→ **What the task asks**: Without the images, write out the whole listing exactly.
── Record extracts
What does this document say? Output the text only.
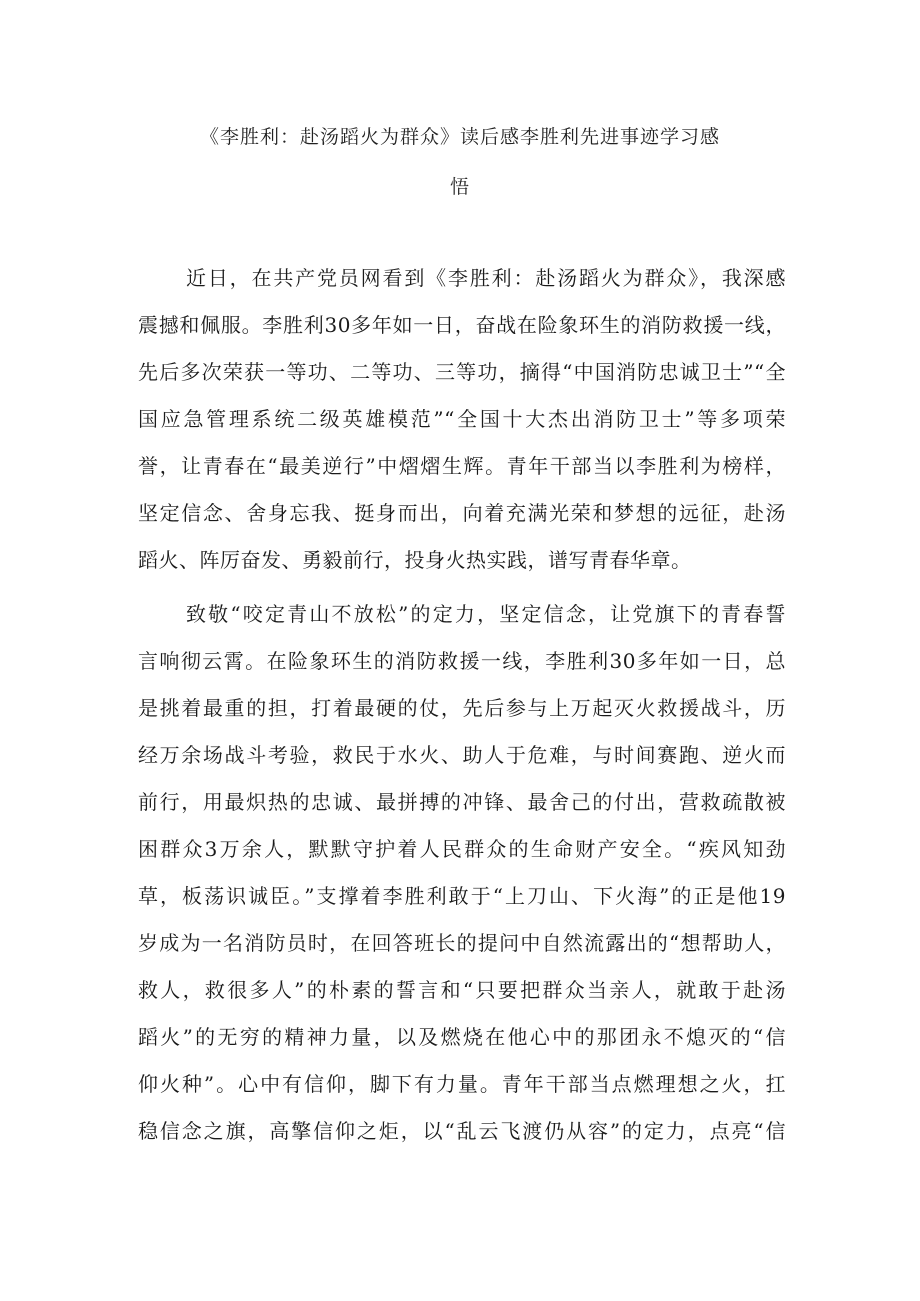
《李胜利：赴汤蹈火为群众》读后感李胜利先进事迹学习感
悟
近日，在共产党员网看到《李胜利：赴汤蹈火为群众》，我深感
震撼和佩服。李胜利30多年如一日，奋战在险象环生的消防救援一线，
先后多次荣获一等功、二等功、三等功，摘得“中国消防忠诚卫士”“全
国应急管理系统二级英雄模范”“全国十大杰出消防卫士”等多项荣
誉，让青春在“最美逆行”中熠熠生辉。青年干部当以李胜利为榜样，
坚定信念、舍身忘我、挺身而出，向着充满光荣和梦想的远征，赴汤
蹈火、阵厉奋发、勇毅前行，投身火热实践，谱写青春华章。
致敬“咬定青山不放松”的定力，坚定信念，让党旗下的青春誓
言响彻云霄。在险象环生的消防救援一线，李胜利30多年如一日，总
是挑着最重的担，打着最硬的仗，先后参与上万起灭火救援战斗，历
经万余场战斗考验，救民于水火、助人于危难，与时间赛跑、逆火而
前行，用最炽热的忠诚、最拼搏的冲锋、最舍己的付出，营救疏散被
困群众3万余人，默默守护着人民群众的生命财产安全。“疾风知劲
草，板荡识诚臣。”支撑着李胜利敢于“上刀山、下火海”的正是他19
岁成为一名消防员时，在回答班长的提问中自然流露出的“想帮助人，
救人，救很多人”的朴素的誓言和“只要把群众当亲人，就敢于赴汤
蹈火”的无穷的精神力量，以及燃烧在他心中的那团永不熄灭的“信
仰火种”。心中有信仰，脚下有力量。青年干部当点燃理想之火，扛
稳信念之旗，高擎信仰之炬，以“乱云飞渡仍从容”的定力，点亮“信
────
→ **Full answer**:
What does this document say? Output the text only.
《李胜利：赴汤蹈火为群众》读后感李胜利先进事迹学习感
悟
近日，在共产党员网看到《李胜利：赴汤蹈火为群众》，我深感
震撼和佩服。李胜利30多年如一日，奋战在险象环生的消防救援一线，
先后多次荣获一等功、二等功、三等功，摘得“中国消防忠诚卫士”“全
国应急管理系统二级英雄模范”“全国十大杰出消防卫士”等多项荣
誉，让青春在“最美逆行”中熠熠生辉。青年干部当以李胜利为榜样，
坚定信念、舍身忘我、挺身而出，向着充满光荣和梦想的远征，赴汤
蹈火、阵厉奋发、勇毅前行，投身火热实践，谱写青春华章。
致敬“咬定青山不放松”的定力，坚定信念，让党旗下的青春誓
言响彻云霄。在险象环生的消防救援一线，李胜利30多年如一日，总
是挑着最重的担，打着最硬的仗，先后参与上万起灭火救援战斗，历
经万余场战斗考验，救民于水火、助人于危难，与时间赛跑、逆火而
前行，用最炽热的忠诚、最拼搏的冲锋、最舍己的付出，营救疏散被
困群众3万余人，默默守护着人民群众的生命财产安全。“疾风知劲
草，板荡识诚臣。”支撑着李胜利敢于“上刀山、下火海”的正是他19
岁成为一名消防员时，在回答班长的提问中自然流露出的“想帮助人，
救人，救很多人”的朴素的誓言和“只要把群众当亲人，就敢于赴汤
蹈火”的无穷的精神力量，以及燃烧在他心中的那团永不熄灭的“信
仰火种”。心中有信仰，脚下有力量。青年干部当点燃理想之火，扛
稳信念之旗，高擎信仰之炬，以“乱云飞渡仍从容”的定力，点亮“信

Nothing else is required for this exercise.